Request:
Look through the data below and work out how many lines contain the string "chevron". Give the number alone.

--- Data extract ---

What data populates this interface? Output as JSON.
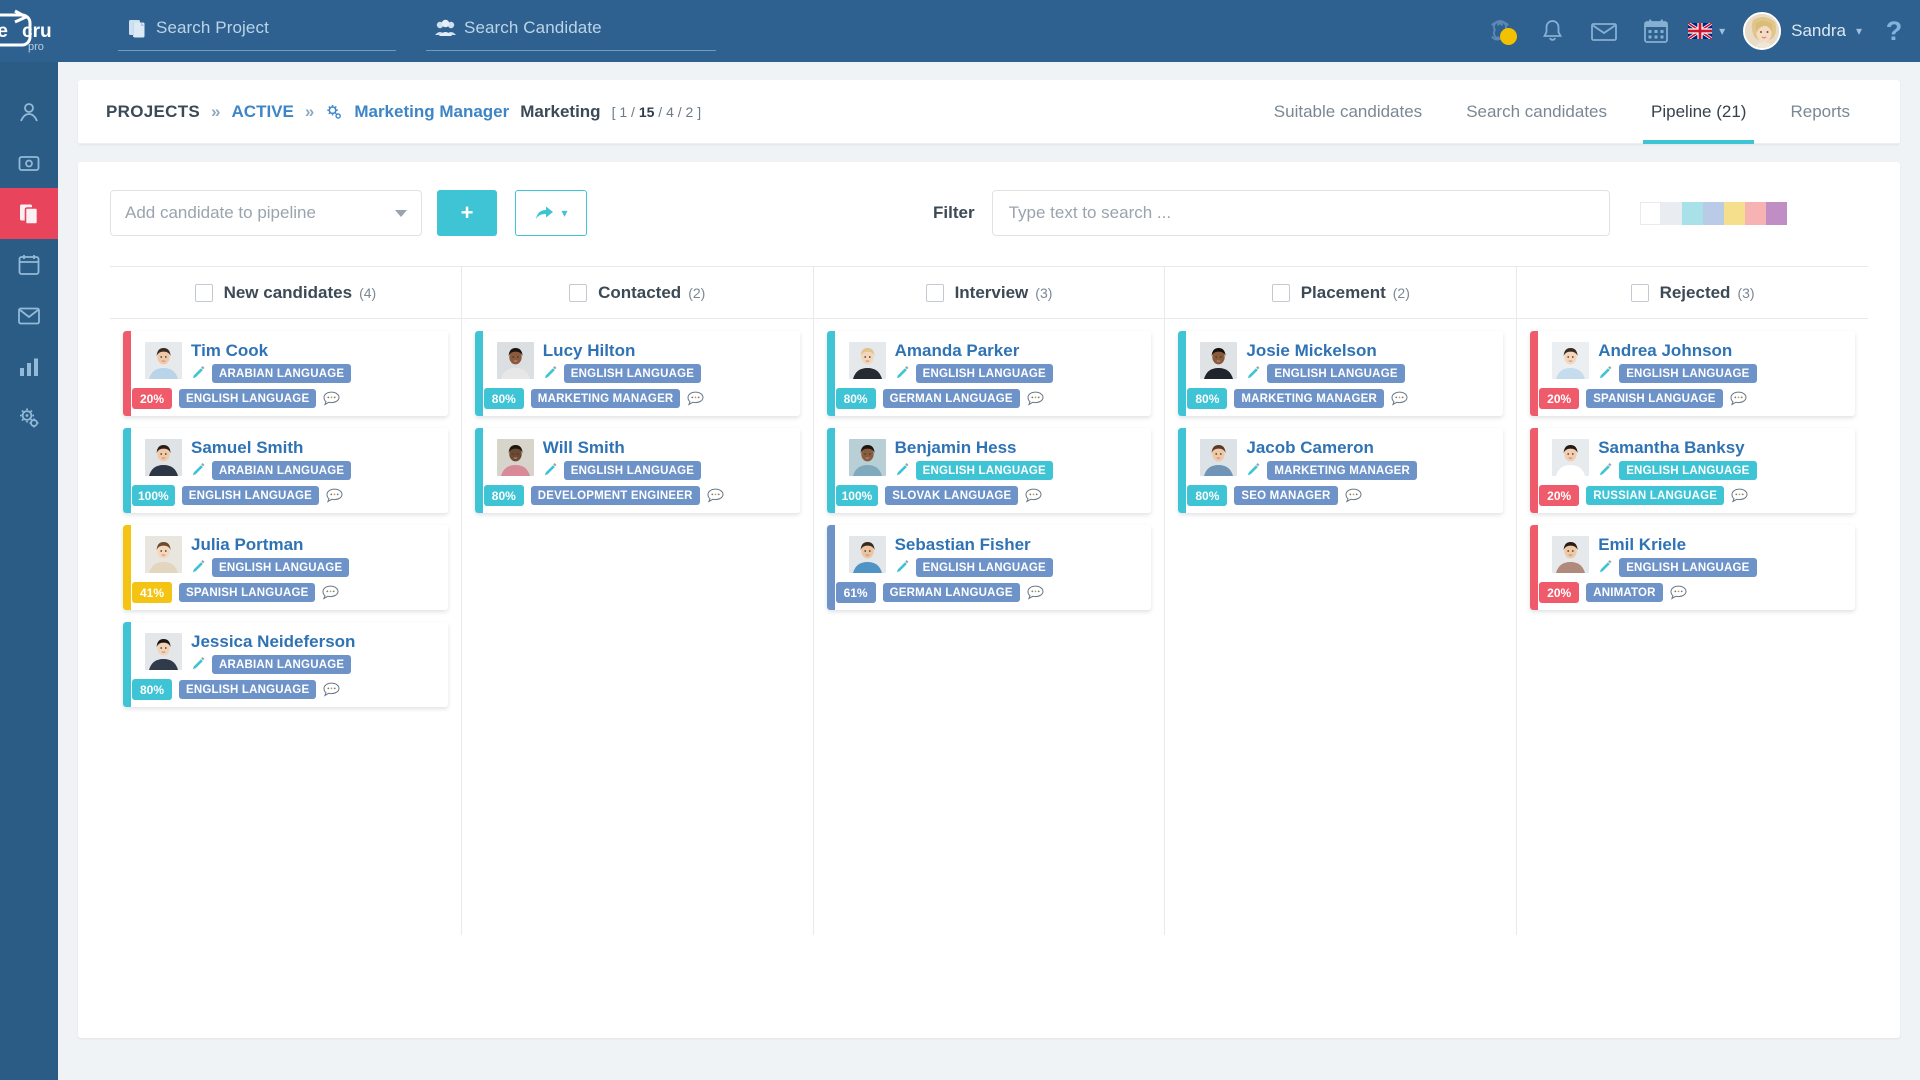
{
  "brand": {
    "name": "rejcru",
    "sub": "pro",
    "header_bg": "#2e6190",
    "rail_bg": "#2b5c86",
    "accent": "#3ec4d4"
  },
  "topbar": {
    "search_project": {
      "label": "Search Project",
      "icon": "documents-icon"
    },
    "search_candidate": {
      "label": "Search Candidate",
      "icon": "people-icon"
    },
    "icons": [
      {
        "name": "ai-assistant-icon",
        "badge": true,
        "badge_color": "#f2c200"
      },
      {
        "name": "bell-icon",
        "badge": false
      },
      {
        "name": "envelope-icon",
        "badge": false
      },
      {
        "name": "calendar-icon",
        "badge": false
      }
    ],
    "language": {
      "flag": "uk-flag-icon",
      "chevron": "chevron-down-icon"
    },
    "user": {
      "name": "Sandra",
      "chevron": "chevron-down-icon",
      "avatar": "avatar"
    },
    "help": {
      "label": "?"
    }
  },
  "rail": {
    "items": [
      {
        "name": "sidebar-item-users",
        "icon": "user-icon",
        "active": false
      },
      {
        "name": "sidebar-item-finance",
        "icon": "wallet-icon",
        "active": false
      },
      {
        "name": "sidebar-item-projects",
        "icon": "copy-icon",
        "active": true
      },
      {
        "name": "sidebar-item-calendar",
        "icon": "calendar-icon",
        "active": false
      },
      {
        "name": "sidebar-item-mail",
        "icon": "mail-icon",
        "active": false
      },
      {
        "name": "sidebar-item-reports",
        "icon": "chart-icon",
        "active": false
      },
      {
        "name": "sidebar-item-settings",
        "icon": "gears-icon",
        "active": false
      }
    ]
  },
  "breadcrumb": {
    "projects": "PROJECTS",
    "sep1": "»",
    "active": "ACTIVE",
    "sep2": "»",
    "gear": "gears-icon",
    "project": "Marketing Manager",
    "department": "Marketing",
    "counts_open": "[",
    "count1": "1",
    "slash1": "/",
    "count2": "15",
    "slash2": "/",
    "count3": "4",
    "slash3": "/",
    "count4": "2",
    "counts_close": "]"
  },
  "tabs": [
    {
      "label": "Suitable candidates",
      "active": false
    },
    {
      "label": "Search candidates",
      "active": false
    },
    {
      "label": "Pipeline (21)",
      "active": true
    },
    {
      "label": "Reports",
      "active": false
    }
  ],
  "toolbar": {
    "add_select_placeholder": "Add candidate to pipeline",
    "add_button": "+",
    "share_button_icon": "share-arrow-icon",
    "share_button_chevron": "chevron-down-icon",
    "filter_label": "Filter",
    "filter_placeholder": "Type text to search ...",
    "swatches": [
      "#ffffff",
      "#e9edf1",
      "#a8e2e8",
      "#b9cbe6",
      "#f5df8c",
      "#f7b3b3",
      "#c08ec4"
    ]
  },
  "columns": [
    {
      "title": "New candidates",
      "count": "(4)",
      "cards": [
        {
          "name": "Tim Cook",
          "stripe": "#ef5b6b",
          "pct": "20%",
          "pct_color": "#ef5b6b",
          "tag1": "ARABIAN LANGUAGE",
          "tag1_color": "blue",
          "tag2": "ENGLISH LANGUAGE",
          "tag2_color": "blue",
          "photo": "male-casual-blue"
        },
        {
          "name": "Samuel Smith",
          "stripe": "#3ec4d4",
          "pct": "100%",
          "pct_color": "#3ec4d4",
          "tag1": "ARABIAN LANGUAGE",
          "tag1_color": "blue",
          "tag2": "ENGLISH LANGUAGE",
          "tag2_color": "blue",
          "photo": "male-suit-dark"
        },
        {
          "name": "Julia Portman",
          "stripe": "#f3c414",
          "pct": "41%",
          "pct_color": "#f3c414",
          "tag1": "ENGLISH LANGUAGE",
          "tag1_color": "blue",
          "tag2": "SPANISH LANGUAGE",
          "tag2_color": "blue",
          "photo": "female-beige"
        },
        {
          "name": "Jessica Neideferson",
          "stripe": "#3ec4d4",
          "pct": "80%",
          "pct_color": "#3ec4d4",
          "tag1": "ARABIAN LANGUAGE",
          "tag1_color": "blue",
          "tag2": "ENGLISH LANGUAGE",
          "tag2_color": "blue",
          "photo": "female-dark-suit"
        }
      ]
    },
    {
      "title": "Contacted",
      "count": "(2)",
      "cards": [
        {
          "name": "Lucy Hilton",
          "stripe": "#3ec4d4",
          "pct": "80%",
          "pct_color": "#3ec4d4",
          "tag1": "ENGLISH LANGUAGE",
          "tag1_color": "blue",
          "tag2": "MARKETING MANAGER",
          "tag2_color": "blue",
          "photo": "female-curly-dark"
        },
        {
          "name": "Will Smith",
          "stripe": "#3ec4d4",
          "pct": "80%",
          "pct_color": "#3ec4d4",
          "tag1": "ENGLISH LANGUAGE",
          "tag1_color": "blue",
          "tag2": "DEVELOPMENT ENGINEER",
          "tag2_color": "blue",
          "photo": "male-pink-shirt"
        }
      ]
    },
    {
      "title": "Interview",
      "count": "(3)",
      "cards": [
        {
          "name": "Amanda Parker",
          "stripe": "#3ec4d4",
          "pct": "80%",
          "pct_color": "#3ec4d4",
          "tag1": "ENGLISH LANGUAGE",
          "tag1_color": "blue",
          "tag2": "GERMAN LANGUAGE",
          "tag2_color": "blue",
          "photo": "female-blonde-black"
        },
        {
          "name": "Benjamin Hess",
          "stripe": "#3ec4d4",
          "pct": "100%",
          "pct_color": "#3ec4d4",
          "tag1": "ENGLISH LANGUAGE",
          "tag1_color": "teal",
          "tag2": "SLOVAK LANGUAGE",
          "tag2_color": "blue",
          "photo": "male-smiling-teal"
        },
        {
          "name": "Sebastian Fisher",
          "stripe": "#6e93c8",
          "pct": "61%",
          "pct_color": "#6e93c8",
          "tag1": "ENGLISH LANGUAGE",
          "tag1_color": "blue",
          "tag2": "GERMAN LANGUAGE",
          "tag2_color": "blue",
          "photo": "male-beard-blue"
        }
      ]
    },
    {
      "title": "Placement",
      "count": "(2)",
      "cards": [
        {
          "name": "Josie Mickelson",
          "stripe": "#3ec4d4",
          "pct": "80%",
          "pct_color": "#3ec4d4",
          "tag1": "ENGLISH LANGUAGE",
          "tag1_color": "blue",
          "tag2": "MARKETING MANAGER",
          "tag2_color": "blue",
          "photo": "female-afro-black"
        },
        {
          "name": "Jacob Cameron",
          "stripe": "#3ec4d4",
          "pct": "80%",
          "pct_color": "#3ec4d4",
          "tag1": "MARKETING MANAGER",
          "tag1_color": "blue",
          "tag2": "SEO MANAGER",
          "tag2_color": "blue",
          "photo": "male-denim-beard"
        }
      ]
    },
    {
      "title": "Rejected",
      "count": "(3)",
      "cards": [
        {
          "name": "Andrea Johnson",
          "stripe": "#ef5b6b",
          "pct": "20%",
          "pct_color": "#ef5b6b",
          "tag1": "ENGLISH LANGUAGE",
          "tag1_color": "blue",
          "tag2": "SPANISH LANGUAGE",
          "tag2_color": "blue",
          "photo": "female-lightblue-shirt"
        },
        {
          "name": "Samantha Banksy",
          "stripe": "#ef5b6b",
          "pct": "20%",
          "pct_color": "#ef5b6b",
          "tag1": "ENGLISH LANGUAGE",
          "tag1_color": "teal",
          "tag2": "RUSSIAN LANGUAGE",
          "tag2_color": "teal",
          "photo": "female-long-dark-hair"
        },
        {
          "name": "Emil Kriele",
          "stripe": "#ef5b6b",
          "pct": "20%",
          "pct_color": "#ef5b6b",
          "tag1": "ENGLISH LANGUAGE",
          "tag1_color": "blue",
          "tag2": "ANIMATOR",
          "tag2_color": "blue",
          "photo": "male-plaid-shirt"
        }
      ]
    }
  ]
}
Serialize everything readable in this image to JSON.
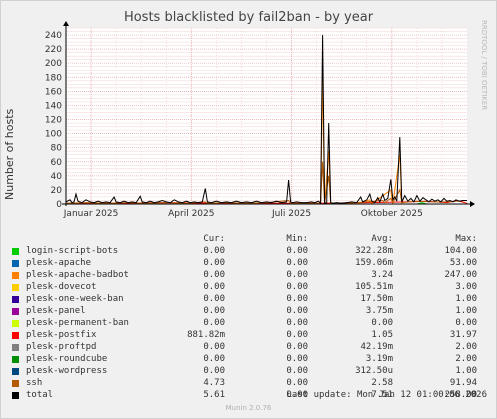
{
  "title": "Hosts blacklisted by fail2ban - by year",
  "watermark": "RRDTOOL / TOBI OETIKER",
  "footer": "Munin 2.0.76",
  "last_update": "Last update: Mon Jan 12 01:00:06 2026",
  "legend_headers": {
    "cur": "Cur:",
    "min": "Min:",
    "avg": "Avg:",
    "max": "Max:"
  },
  "legend": [
    {
      "name": "login-script-bots",
      "color": "#00cc00",
      "cur": "0.00",
      "min": "0.00",
      "avg": "322.28m",
      "max": "104.00"
    },
    {
      "name": "plesk-apache",
      "color": "#0066b3",
      "cur": "0.00",
      "min": "0.00",
      "avg": "159.06m",
      "max": "53.00"
    },
    {
      "name": "plesk-apache-badbot",
      "color": "#ff8000",
      "cur": "0.00",
      "min": "0.00",
      "avg": "3.24",
      "max": "247.00"
    },
    {
      "name": "plesk-dovecot",
      "color": "#ffcc00",
      "cur": "0.00",
      "min": "0.00",
      "avg": "105.51m",
      "max": "3.00"
    },
    {
      "name": "plesk-one-week-ban",
      "color": "#330099",
      "cur": "0.00",
      "min": "0.00",
      "avg": "17.50m",
      "max": "1.00"
    },
    {
      "name": "plesk-panel",
      "color": "#990099",
      "cur": "0.00",
      "min": "0.00",
      "avg": "3.75m",
      "max": "1.00"
    },
    {
      "name": "plesk-permanent-ban",
      "color": "#ccff00",
      "cur": "0.00",
      "min": "0.00",
      "avg": "0.00",
      "max": "0.00"
    },
    {
      "name": "plesk-postfix",
      "color": "#ff0000",
      "cur": "881.82m",
      "min": "0.00",
      "avg": "1.05",
      "max": "31.97"
    },
    {
      "name": "plesk-proftpd",
      "color": "#808080",
      "cur": "0.00",
      "min": "0.00",
      "avg": "42.19m",
      "max": "2.00"
    },
    {
      "name": "plesk-roundcube",
      "color": "#008f00",
      "cur": "0.00",
      "min": "0.00",
      "avg": "3.19m",
      "max": "2.00"
    },
    {
      "name": "plesk-wordpress",
      "color": "#00487d",
      "cur": "0.00",
      "min": "0.00",
      "avg": "312.50u",
      "max": "1.00"
    },
    {
      "name": "ssh",
      "color": "#b35a00",
      "cur": "4.73",
      "min": "0.00",
      "avg": "2.58",
      "max": "91.94"
    },
    {
      "name": "total",
      "color": "#000000",
      "cur": "5.61",
      "min": "0.00",
      "avg": "7.51",
      "max": "258.00"
    }
  ],
  "chart_data": {
    "type": "line",
    "title": "Hosts blacklisted by fail2ban - by year",
    "ylabel": "Number of hosts",
    "ylim": [
      0,
      250
    ],
    "yticks": [
      0,
      20,
      40,
      60,
      80,
      100,
      120,
      140,
      160,
      180,
      200,
      220,
      240
    ],
    "xticks": [
      "Januar 2025",
      "April 2025",
      "Juli 2025",
      "Oktober 2025"
    ],
    "grid": true,
    "x_index_range": [
      0,
      400
    ],
    "xtick_index": [
      25,
      125,
      225,
      325
    ],
    "xminor_index": [
      25,
      50,
      75,
      100,
      125,
      150,
      175,
      200,
      225,
      250,
      275,
      300,
      325,
      350,
      375
    ],
    "series": [
      {
        "name": "total",
        "color": "#000000",
        "points": [
          [
            0,
            3
          ],
          [
            4,
            6
          ],
          [
            6,
            2
          ],
          [
            8,
            3
          ],
          [
            10,
            14
          ],
          [
            12,
            4
          ],
          [
            16,
            2
          ],
          [
            20,
            6
          ],
          [
            24,
            3
          ],
          [
            28,
            2
          ],
          [
            32,
            4
          ],
          [
            36,
            2
          ],
          [
            40,
            3
          ],
          [
            44,
            2
          ],
          [
            48,
            10
          ],
          [
            50,
            3
          ],
          [
            54,
            2
          ],
          [
            58,
            4
          ],
          [
            62,
            2
          ],
          [
            66,
            3
          ],
          [
            70,
            2
          ],
          [
            74,
            11
          ],
          [
            76,
            3
          ],
          [
            80,
            2
          ],
          [
            84,
            4
          ],
          [
            88,
            2
          ],
          [
            92,
            3
          ],
          [
            96,
            5
          ],
          [
            100,
            3
          ],
          [
            104,
            2
          ],
          [
            108,
            6
          ],
          [
            112,
            3
          ],
          [
            116,
            2
          ],
          [
            120,
            4
          ],
          [
            124,
            2
          ],
          [
            128,
            3
          ],
          [
            132,
            2
          ],
          [
            136,
            3
          ],
          [
            139,
            22
          ],
          [
            141,
            3
          ],
          [
            145,
            2
          ],
          [
            150,
            4
          ],
          [
            155,
            2
          ],
          [
            160,
            3
          ],
          [
            165,
            2
          ],
          [
            170,
            4
          ],
          [
            175,
            2
          ],
          [
            180,
            3
          ],
          [
            185,
            2
          ],
          [
            190,
            4
          ],
          [
            195,
            2
          ],
          [
            200,
            3
          ],
          [
            205,
            2
          ],
          [
            210,
            4
          ],
          [
            215,
            2
          ],
          [
            220,
            3
          ],
          [
            222,
            34
          ],
          [
            224,
            3
          ],
          [
            226,
            2
          ],
          [
            230,
            3
          ],
          [
            235,
            2
          ],
          [
            240,
            2
          ],
          [
            245,
            3
          ],
          [
            248,
            2
          ],
          [
            252,
            4
          ],
          [
            254,
            1
          ],
          [
            256,
            240
          ],
          [
            258,
            1
          ],
          [
            260,
            2
          ],
          [
            262,
            115
          ],
          [
            264,
            2
          ],
          [
            266,
            1
          ],
          [
            270,
            2
          ],
          [
            275,
            1
          ],
          [
            280,
            2
          ],
          [
            285,
            3
          ],
          [
            290,
            2
          ],
          [
            294,
            10
          ],
          [
            296,
            3
          ],
          [
            300,
            6
          ],
          [
            303,
            14
          ],
          [
            305,
            4
          ],
          [
            308,
            2
          ],
          [
            311,
            9
          ],
          [
            313,
            3
          ],
          [
            316,
            14
          ],
          [
            318,
            5
          ],
          [
            321,
            8
          ],
          [
            324,
            35
          ],
          [
            326,
            6
          ],
          [
            328,
            10
          ],
          [
            330,
            4
          ],
          [
            333,
            95
          ],
          [
            335,
            3
          ],
          [
            338,
            12
          ],
          [
            341,
            4
          ],
          [
            344,
            8
          ],
          [
            347,
            3
          ],
          [
            350,
            12
          ],
          [
            353,
            4
          ],
          [
            356,
            9
          ],
          [
            359,
            6
          ],
          [
            362,
            3
          ],
          [
            365,
            7
          ],
          [
            368,
            4
          ],
          [
            371,
            6
          ],
          [
            374,
            3
          ],
          [
            377,
            8
          ],
          [
            380,
            4
          ],
          [
            383,
            5
          ],
          [
            386,
            3
          ],
          [
            389,
            6
          ],
          [
            392,
            4
          ],
          [
            396,
            5
          ],
          [
            400,
            5
          ]
        ]
      },
      {
        "name": "ssh",
        "color": "#b35a00",
        "points": [
          [
            0,
            1
          ],
          [
            20,
            2
          ],
          [
            40,
            1
          ],
          [
            60,
            2
          ],
          [
            80,
            1
          ],
          [
            100,
            2
          ],
          [
            120,
            1
          ],
          [
            139,
            3
          ],
          [
            141,
            1
          ],
          [
            160,
            2
          ],
          [
            180,
            1
          ],
          [
            200,
            2
          ],
          [
            222,
            5
          ],
          [
            224,
            1
          ],
          [
            240,
            1
          ],
          [
            254,
            1
          ],
          [
            256,
            60
          ],
          [
            258,
            1
          ],
          [
            262,
            40
          ],
          [
            264,
            1
          ],
          [
            280,
            1
          ],
          [
            300,
            3
          ],
          [
            316,
            5
          ],
          [
            318,
            2
          ],
          [
            324,
            8
          ],
          [
            326,
            2
          ],
          [
            333,
            20
          ],
          [
            335,
            2
          ],
          [
            350,
            4
          ],
          [
            365,
            3
          ],
          [
            380,
            3
          ],
          [
            400,
            5
          ]
        ]
      },
      {
        "name": "plesk-apache-badbot",
        "color": "#ff8000",
        "points": [
          [
            0,
            0
          ],
          [
            250,
            0
          ],
          [
            254,
            0
          ],
          [
            256,
            180
          ],
          [
            258,
            0
          ],
          [
            262,
            75
          ],
          [
            264,
            0
          ],
          [
            290,
            0
          ],
          [
            303,
            6
          ],
          [
            305,
            0
          ],
          [
            324,
            20
          ],
          [
            326,
            0
          ],
          [
            333,
            70
          ],
          [
            335,
            0
          ],
          [
            360,
            0
          ],
          [
            400,
            0
          ]
        ]
      },
      {
        "name": "plesk-postfix",
        "color": "#ff0000",
        "points": [
          [
            0,
            1
          ],
          [
            50,
            1
          ],
          [
            100,
            2
          ],
          [
            150,
            1
          ],
          [
            200,
            1
          ],
          [
            250,
            1
          ],
          [
            300,
            2
          ],
          [
            340,
            3
          ],
          [
            360,
            4
          ],
          [
            380,
            2
          ],
          [
            390,
            5
          ],
          [
            400,
            1
          ]
        ]
      },
      {
        "name": "login-script-bots",
        "color": "#00cc00",
        "points": [
          [
            0,
            0
          ],
          [
            350,
            0
          ],
          [
            355,
            2
          ],
          [
            360,
            0
          ],
          [
            400,
            0
          ]
        ]
      }
    ]
  }
}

---

Answer to this problem:
3